Repeat all of the data precisely.

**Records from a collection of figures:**

"""

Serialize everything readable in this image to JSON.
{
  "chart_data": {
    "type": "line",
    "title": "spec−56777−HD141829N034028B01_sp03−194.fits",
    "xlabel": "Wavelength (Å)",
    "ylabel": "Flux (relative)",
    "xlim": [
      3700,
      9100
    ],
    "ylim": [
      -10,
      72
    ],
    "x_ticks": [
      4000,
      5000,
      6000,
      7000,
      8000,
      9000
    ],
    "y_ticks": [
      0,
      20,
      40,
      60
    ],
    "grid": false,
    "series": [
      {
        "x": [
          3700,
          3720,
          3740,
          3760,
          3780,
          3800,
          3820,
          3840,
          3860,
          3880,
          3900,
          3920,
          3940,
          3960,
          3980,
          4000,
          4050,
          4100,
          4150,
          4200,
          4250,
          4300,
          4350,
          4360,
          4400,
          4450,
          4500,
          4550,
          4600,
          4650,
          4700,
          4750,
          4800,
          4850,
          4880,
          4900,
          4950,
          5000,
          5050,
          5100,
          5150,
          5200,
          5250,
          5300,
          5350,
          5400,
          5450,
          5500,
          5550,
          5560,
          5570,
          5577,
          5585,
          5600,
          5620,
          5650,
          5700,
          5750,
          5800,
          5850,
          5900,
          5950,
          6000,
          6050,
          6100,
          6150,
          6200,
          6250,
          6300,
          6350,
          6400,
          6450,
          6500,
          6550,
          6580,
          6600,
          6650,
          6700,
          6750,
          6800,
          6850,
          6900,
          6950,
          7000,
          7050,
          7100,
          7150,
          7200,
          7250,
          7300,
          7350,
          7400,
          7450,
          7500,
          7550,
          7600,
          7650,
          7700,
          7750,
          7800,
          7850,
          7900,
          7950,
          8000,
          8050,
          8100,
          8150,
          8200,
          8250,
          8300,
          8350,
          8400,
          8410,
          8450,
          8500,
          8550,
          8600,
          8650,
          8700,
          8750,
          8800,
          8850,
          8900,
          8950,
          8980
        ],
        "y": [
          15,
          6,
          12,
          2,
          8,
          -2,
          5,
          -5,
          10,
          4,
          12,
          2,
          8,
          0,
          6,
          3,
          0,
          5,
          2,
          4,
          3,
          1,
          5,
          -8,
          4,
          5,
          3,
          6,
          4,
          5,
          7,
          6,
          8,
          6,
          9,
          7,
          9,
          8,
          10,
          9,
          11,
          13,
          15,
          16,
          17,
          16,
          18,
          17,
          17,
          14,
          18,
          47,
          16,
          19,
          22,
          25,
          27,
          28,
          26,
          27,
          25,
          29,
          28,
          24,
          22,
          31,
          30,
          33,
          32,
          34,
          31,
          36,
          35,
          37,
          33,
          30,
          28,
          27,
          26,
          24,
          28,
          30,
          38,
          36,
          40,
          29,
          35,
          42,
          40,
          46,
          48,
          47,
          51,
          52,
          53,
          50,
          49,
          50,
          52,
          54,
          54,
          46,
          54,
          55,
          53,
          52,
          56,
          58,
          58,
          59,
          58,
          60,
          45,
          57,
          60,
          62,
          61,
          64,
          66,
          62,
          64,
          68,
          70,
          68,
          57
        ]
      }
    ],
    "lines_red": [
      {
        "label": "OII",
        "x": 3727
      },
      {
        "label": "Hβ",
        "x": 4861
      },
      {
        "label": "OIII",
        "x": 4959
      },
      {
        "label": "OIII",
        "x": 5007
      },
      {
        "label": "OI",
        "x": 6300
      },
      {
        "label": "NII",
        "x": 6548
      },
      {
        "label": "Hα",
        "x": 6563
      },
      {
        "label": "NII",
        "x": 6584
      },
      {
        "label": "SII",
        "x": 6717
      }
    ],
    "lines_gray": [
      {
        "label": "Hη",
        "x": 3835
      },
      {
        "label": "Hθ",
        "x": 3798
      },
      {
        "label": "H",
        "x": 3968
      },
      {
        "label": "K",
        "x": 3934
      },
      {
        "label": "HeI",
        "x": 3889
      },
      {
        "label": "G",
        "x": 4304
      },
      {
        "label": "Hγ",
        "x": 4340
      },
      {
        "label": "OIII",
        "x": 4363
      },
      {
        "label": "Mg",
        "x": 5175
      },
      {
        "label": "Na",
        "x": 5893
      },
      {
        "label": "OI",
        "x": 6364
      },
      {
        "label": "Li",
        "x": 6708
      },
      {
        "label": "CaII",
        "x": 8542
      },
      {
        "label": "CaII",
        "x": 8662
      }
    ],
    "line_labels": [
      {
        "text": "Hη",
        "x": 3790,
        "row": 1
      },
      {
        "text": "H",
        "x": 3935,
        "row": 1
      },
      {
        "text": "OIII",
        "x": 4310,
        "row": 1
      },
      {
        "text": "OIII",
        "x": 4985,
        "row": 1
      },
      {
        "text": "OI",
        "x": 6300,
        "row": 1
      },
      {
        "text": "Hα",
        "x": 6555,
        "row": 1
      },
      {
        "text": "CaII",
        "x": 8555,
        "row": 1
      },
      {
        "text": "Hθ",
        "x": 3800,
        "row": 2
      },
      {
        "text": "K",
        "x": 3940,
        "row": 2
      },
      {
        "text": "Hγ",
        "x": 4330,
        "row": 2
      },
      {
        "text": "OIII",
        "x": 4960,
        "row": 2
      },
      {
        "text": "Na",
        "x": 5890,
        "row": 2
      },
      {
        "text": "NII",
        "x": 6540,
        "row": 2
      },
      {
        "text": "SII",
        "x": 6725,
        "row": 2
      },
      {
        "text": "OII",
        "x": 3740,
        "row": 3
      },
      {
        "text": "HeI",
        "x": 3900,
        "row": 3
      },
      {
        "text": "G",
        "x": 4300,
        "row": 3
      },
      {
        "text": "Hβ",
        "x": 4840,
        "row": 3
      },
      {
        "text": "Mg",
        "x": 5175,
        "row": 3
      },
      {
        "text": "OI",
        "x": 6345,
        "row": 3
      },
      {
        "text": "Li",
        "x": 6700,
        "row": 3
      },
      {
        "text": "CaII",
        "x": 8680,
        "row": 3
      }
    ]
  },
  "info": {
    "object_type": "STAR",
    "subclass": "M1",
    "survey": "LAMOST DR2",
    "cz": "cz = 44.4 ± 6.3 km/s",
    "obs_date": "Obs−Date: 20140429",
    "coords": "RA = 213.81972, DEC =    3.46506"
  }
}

"""

**Response to this task:**
Serialize everything readable in this image to JSON.
{
  "chart_data": {
    "type": "line",
    "title": "spec−56777−HD141829N034028B01_sp03−194.fits",
    "xlabel": "Wavelength (Å)",
    "ylabel": "Flux (relative)",
    "xlim": [
      3700,
      9100
    ],
    "ylim": [
      -10,
      72
    ],
    "x_ticks": [
      4000,
      5000,
      6000,
      7000,
      8000,
      9000
    ],
    "y_ticks": [
      0,
      20,
      40,
      60
    ],
    "grid": false,
    "series": [
      {
        "x": [
          3700,
          3720,
          3740,
          3760,
          3780,
          3800,
          3820,
          3840,
          3860,
          3880,
          3900,
          3920,
          3940,
          3960,
          3980,
          4000,
          4050,
          4100,
          4150,
          4200,
          4250,
          4300,
          4350,
          4360,
          4400,
          4450,
          4500,
          4550,
          4600,
          4650,
          4700,
          4750,
          4800,
          4850,
          4880,
          4900,
          4950,
          5000,
          5050,
          5100,
          5150,
          5200,
          5250,
          5300,
          5350,
          5400,
          5450,
          5500,
          5550,
          5560,
          5570,
          5577,
          5585,
          5600,
          5620,
          5650,
          5700,
          5750,
          5800,
          5850,
          5900,
          5950,
          6000,
          6050,
          6100,
          6150,
          6200,
          6250,
          6300,
          6350,
          6400,
          6450,
          6500,
          6550,
          6580,
          6600,
          6650,
          6700,
          6750,
          6800,
          6850,
          6900,
          6950,
          7000,
          7050,
          7100,
          7150,
          7200,
          7250,
          7300,
          7350,
          7400,
          7450,
          7500,
          7550,
          7600,
          7650,
          7700,
          7750,
          7800,
          7850,
          7900,
          7950,
          8000,
          8050,
          8100,
          8150,
          8200,
          8250,
          8300,
          8350,
          8400,
          8410,
          8450,
          8500,
          8550,
          8600,
          8650,
          8700,
          8750,
          8800,
          8850,
          8900,
          8950,
          8980
        ],
        "y": [
          15,
          6,
          12,
          2,
          8,
          -2,
          5,
          -5,
          10,
          4,
          12,
          2,
          8,
          0,
          6,
          3,
          0,
          5,
          2,
          4,
          3,
          1,
          5,
          -8,
          4,
          5,
          3,
          6,
          4,
          5,
          7,
          6,
          8,
          6,
          9,
          7,
          9,
          8,
          10,
          9,
          11,
          13,
          15,
          16,
          17,
          16,
          18,
          17,
          17,
          14,
          18,
          47,
          16,
          19,
          22,
          25,
          27,
          28,
          26,
          27,
          25,
          29,
          28,
          24,
          22,
          31,
          30,
          33,
          32,
          34,
          31,
          36,
          35,
          37,
          33,
          30,
          28,
          27,
          26,
          24,
          28,
          30,
          38,
          36,
          40,
          29,
          35,
          42,
          40,
          46,
          48,
          47,
          51,
          52,
          53,
          50,
          49,
          50,
          52,
          54,
          54,
          46,
          54,
          55,
          53,
          52,
          56,
          58,
          58,
          59,
          58,
          60,
          45,
          57,
          60,
          62,
          61,
          64,
          66,
          62,
          64,
          68,
          70,
          68,
          57
        ]
      }
    ],
    "lines_red": [
      {
        "label": "OII",
        "x": 3727
      },
      {
        "label": "Hβ",
        "x": 4861
      },
      {
        "label": "OIII",
        "x": 4959
      },
      {
        "label": "OIII",
        "x": 5007
      },
      {
        "label": "OI",
        "x": 6300
      },
      {
        "label": "NII",
        "x": 6548
      },
      {
        "label": "Hα",
        "x": 6563
      },
      {
        "label": "NII",
        "x": 6584
      },
      {
        "label": "SII",
        "x": 6717
      }
    ],
    "lines_gray": [
      {
        "label": "Hη",
        "x": 3835
      },
      {
        "label": "Hθ",
        "x": 3798
      },
      {
        "label": "H",
        "x": 3968
      },
      {
        "label": "K",
        "x": 3934
      },
      {
        "label": "HeI",
        "x": 3889
      },
      {
        "label": "G",
        "x": 4304
      },
      {
        "label": "Hγ",
        "x": 4340
      },
      {
        "label": "OIII",
        "x": 4363
      },
      {
        "label": "Mg",
        "x": 5175
      },
      {
        "label": "Na",
        "x": 5893
      },
      {
        "label": "OI",
        "x": 6364
      },
      {
        "label": "Li",
        "x": 6708
      },
      {
        "label": "CaII",
        "x": 8542
      },
      {
        "label": "CaII",
        "x": 8662
      }
    ],
    "line_labels": [
      {
        "text": "Hη",
        "x": 3790,
        "row": 1
      },
      {
        "text": "H",
        "x": 3935,
        "row": 1
      },
      {
        "text": "OIII",
        "x": 4310,
        "row": 1
      },
      {
        "text": "OIII",
        "x": 4985,
        "row": 1
      },
      {
        "text": "OI",
        "x": 6300,
        "row": 1
      },
      {
        "text": "Hα",
        "x": 6555,
        "row": 1
      },
      {
        "text": "CaII",
        "x": 8555,
        "row": 1
      },
      {
        "text": "Hθ",
        "x": 3800,
        "row": 2
      },
      {
        "text": "K",
        "x": 3940,
        "row": 2
      },
      {
        "text": "Hγ",
        "x": 4330,
        "row": 2
      },
      {
        "text": "OIII",
        "x": 4960,
        "row": 2
      },
      {
        "text": "Na",
        "x": 5890,
        "row": 2
      },
      {
        "text": "NII",
        "x": 6540,
        "row": 2
      },
      {
        "text": "SII",
        "x": 6725,
        "row": 2
      },
      {
        "text": "OII",
        "x": 3740,
        "row": 3
      },
      {
        "text": "HeI",
        "x": 3900,
        "row": 3
      },
      {
        "text": "G",
        "x": 4300,
        "row": 3
      },
      {
        "text": "Hβ",
        "x": 4840,
        "row": 3
      },
      {
        "text": "Mg",
        "x": 5175,
        "row": 3
      },
      {
        "text": "OI",
        "x": 6345,
        "row": 3
      },
      {
        "text": "Li",
        "x": 6700,
        "row": 3
      },
      {
        "text": "CaII",
        "x": 8680,
        "row": 3
      }
    ]
  },
  "info": {
    "object_type": "STAR",
    "subclass": "M1",
    "survey": "LAMOST DR2",
    "cz": "cz = 44.4 ± 6.3 km/s",
    "obs_date": "Obs−Date: 20140429",
    "coords": "RA = 213.81972, DEC =    3.46506"
  }
}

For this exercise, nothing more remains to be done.